Reproduce all of the data below without alteration; exclude every picture.

───── RECORDS PROVIDED

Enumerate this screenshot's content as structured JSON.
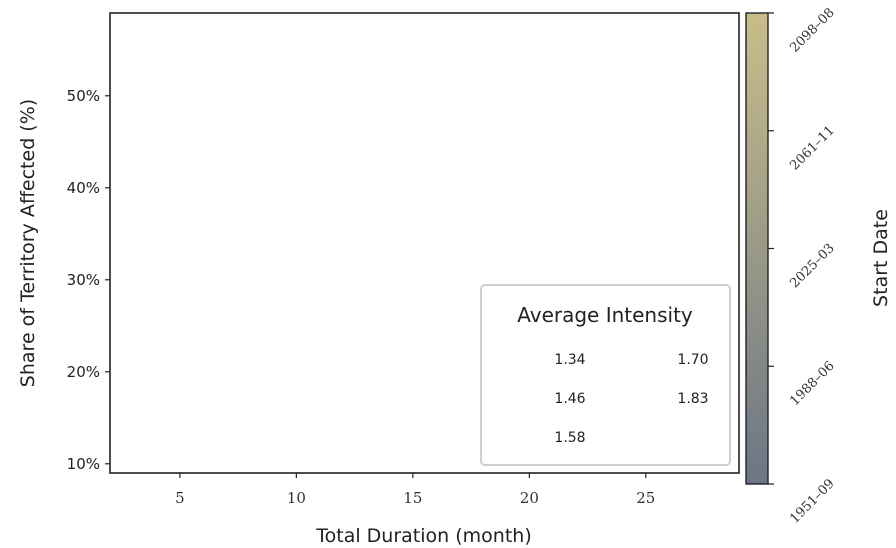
{
  "chart_data": {
    "type": "scatter",
    "title": "",
    "xlabel": "Total Duration (month)",
    "ylabel": "Share of Territory Affected (%)",
    "xlim": [
      2,
      29
    ],
    "ylim": [
      9,
      59
    ],
    "x_ticks": [
      5,
      10,
      15,
      20,
      25
    ],
    "x_tick_labels": [
      "5",
      "10",
      "15",
      "20",
      "25"
    ],
    "y_ticks": [
      10,
      20,
      30,
      40,
      50
    ],
    "y_tick_labels": [
      "10%",
      "20%",
      "30%",
      "40%",
      "50%"
    ],
    "grid": false,
    "series": [],
    "colorbar": {
      "label": "Start Date",
      "ticks": [
        "1951–09",
        "1988–06",
        "2025–03",
        "2061–11",
        "2098–08"
      ],
      "color_low": "#6b7686",
      "color_high": "#c9bd88"
    },
    "legend": {
      "title": "Average Intensity",
      "placement": "lower-right",
      "items": [
        "1.34",
        "1.70",
        "1.46",
        "1.83",
        "1.58"
      ]
    }
  }
}
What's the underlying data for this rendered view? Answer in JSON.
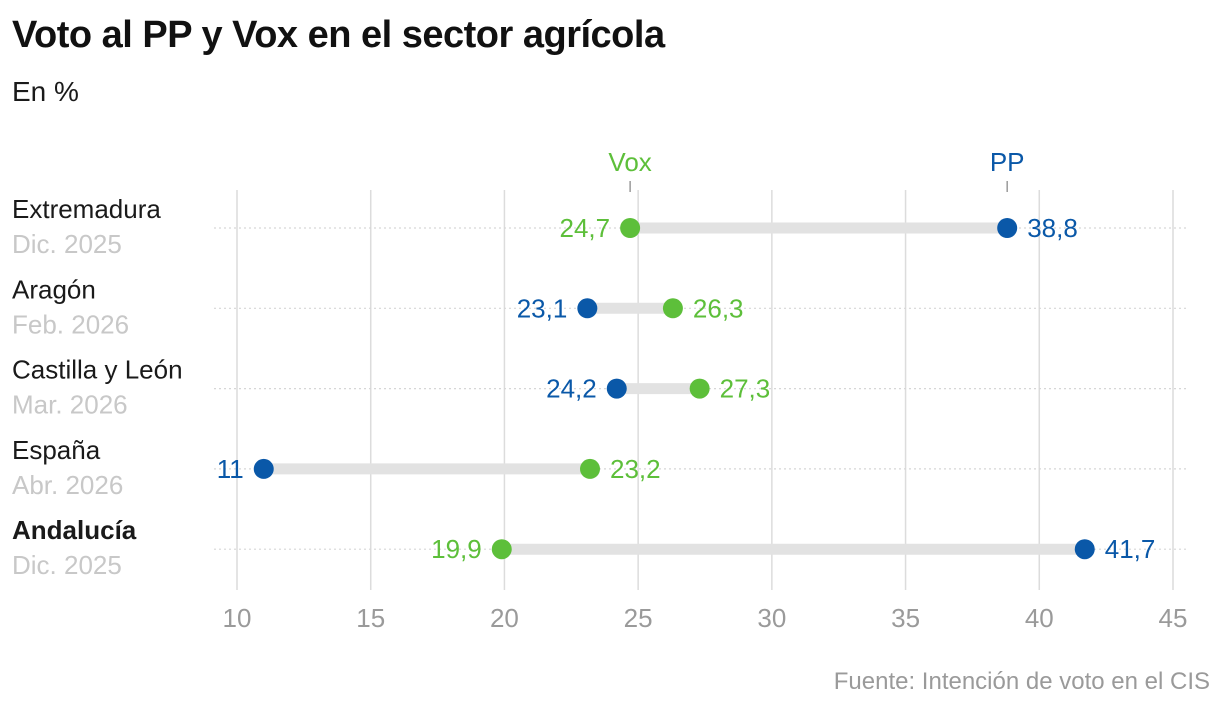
{
  "header": {
    "title": "Voto al PP y Vox en el sector agrícola",
    "subtitle": "En %"
  },
  "footer": {
    "source": "Fuente: Intención de voto en el CIS"
  },
  "colors": {
    "pp": "#0a58a8",
    "vox": "#5dbf3a",
    "connector": "#e2e2e2",
    "grid": "#dcdcdc",
    "tick_label": "#9a9a9a",
    "date_label": "#c8c8c8"
  },
  "chart_data": {
    "type": "dot-range",
    "xlim": [
      10,
      45
    ],
    "x_ticks": [
      "10",
      "15",
      "20",
      "25",
      "30",
      "35",
      "40",
      "45"
    ],
    "x_tick_values": [
      10,
      15,
      20,
      25,
      30,
      35,
      40,
      45
    ],
    "grid": true,
    "legend": [
      {
        "name": "Vox",
        "key": "vox"
      },
      {
        "name": "PP",
        "key": "pp"
      }
    ],
    "categories": [
      {
        "region": "Extremadura",
        "date": "Dic. 2025",
        "highlight": false,
        "pp": 38.8,
        "vox": 24.7,
        "pp_label": "38,8",
        "vox_label": "24,7"
      },
      {
        "region": "Aragón",
        "date": "Feb. 2026",
        "highlight": false,
        "pp": 23.1,
        "vox": 26.3,
        "pp_label": "23,1",
        "vox_label": "26,3"
      },
      {
        "region": "Castilla y León",
        "date": "Mar. 2026",
        "highlight": false,
        "pp": 24.2,
        "vox": 27.3,
        "pp_label": "24,2",
        "vox_label": "27,3"
      },
      {
        "region": "España",
        "date": "Abr. 2026",
        "highlight": false,
        "pp": 11,
        "vox": 23.2,
        "pp_label": "11",
        "vox_label": "23,2"
      },
      {
        "region": "Andalucía",
        "date": "Dic. 2025",
        "highlight": true,
        "pp": 41.7,
        "vox": 19.9,
        "pp_label": "41,7",
        "vox_label": "19,9"
      }
    ]
  }
}
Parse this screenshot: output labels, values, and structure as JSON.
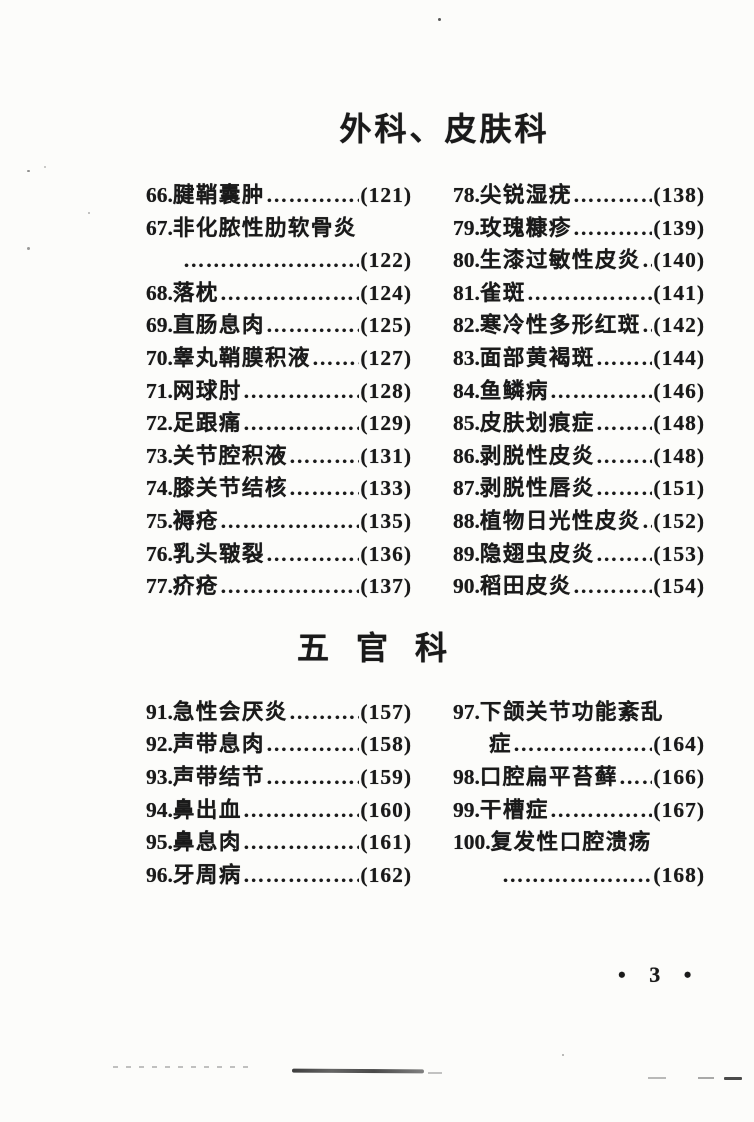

──────────

**SOLUTION FOR THIS TASK**
Enumerate this screenshot's content as structured JSON.
{
  "chart_data": {
    "type": "scatter",
    "title": "",
    "xlabel": "Total Duration (month)",
    "ylabel": "Share of Territory Affected (%)",
    "xlim": [
      2,
      29
    ],
    "ylim": [
      9,
      59
    ],
    "x_ticks": [
      5,
      10,
      15,
      20,
      25
    ],
    "x_tick_labels": [
      "5",
      "10",
      "15",
      "20",
      "25"
    ],
    "y_ticks": [
      10,
      20,
      30,
      40,
      50
    ],
    "y_tick_labels": [
      "10%",
      "20%",
      "30%",
      "40%",
      "50%"
    ],
    "grid": false,
    "series": [],
    "colorbar": {
      "label": "Start Date",
      "ticks": [
        "1951–09",
        "1988–06",
        "2025–03",
        "2061–11",
        "2098–08"
      ],
      "color_low": "#6b7686",
      "color_high": "#c9bd88"
    },
    "legend": {
      "title": "Average Intensity",
      "placement": "lower-right",
      "items": [
        "1.34",
        "1.70",
        "1.46",
        "1.83",
        "1.58"
      ]
    }
  }
}
What's the underlying data for this rendered view? Answer in JSON.
{
  "header": {
    "title": "Voto al PP y Vox en el sector agrícola",
    "subtitle": "En %"
  },
  "footer": {
    "source": "Fuente: Intención de voto en el CIS"
  },
  "colors": {
    "pp": "#0a58a8",
    "vox": "#5dbf3a",
    "connector": "#e2e2e2",
    "grid": "#dcdcdc",
    "tick_label": "#9a9a9a",
    "date_label": "#c8c8c8"
  },
  "chart_data": {
    "type": "dot-range",
    "xlim": [
      10,
      45
    ],
    "x_ticks": [
      "10",
      "15",
      "20",
      "25",
      "30",
      "35",
      "40",
      "45"
    ],
    "x_tick_values": [
      10,
      15,
      20,
      25,
      30,
      35,
      40,
      45
    ],
    "grid": true,
    "legend": [
      {
        "name": "Vox",
        "key": "vox"
      },
      {
        "name": "PP",
        "key": "pp"
      }
    ],
    "categories": [
      {
        "region": "Extremadura",
        "date": "Dic. 2025",
        "highlight": false,
        "pp": 38.8,
        "vox": 24.7,
        "pp_label": "38,8",
        "vox_label": "24,7"
      },
      {
        "region": "Aragón",
        "date": "Feb. 2026",
        "highlight": false,
        "pp": 23.1,
        "vox": 26.3,
        "pp_label": "23,1",
        "vox_label": "26,3"
      },
      {
        "region": "Castilla y León",
        "date": "Mar. 2026",
        "highlight": false,
        "pp": 24.2,
        "vox": 27.3,
        "pp_label": "24,2",
        "vox_label": "27,3"
      },
      {
        "region": "España",
        "date": "Abr. 2026",
        "highlight": false,
        "pp": 11,
        "vox": 23.2,
        "pp_label": "11",
        "vox_label": "23,2"
      },
      {
        "region": "Andalucía",
        "date": "Dic. 2025",
        "highlight": true,
        "pp": 41.7,
        "vox": 19.9,
        "pp_label": "41,7",
        "vox_label": "19,9"
      }
    ]
  }
}
Parse this screenshot: output labels, values, and structure as JSON.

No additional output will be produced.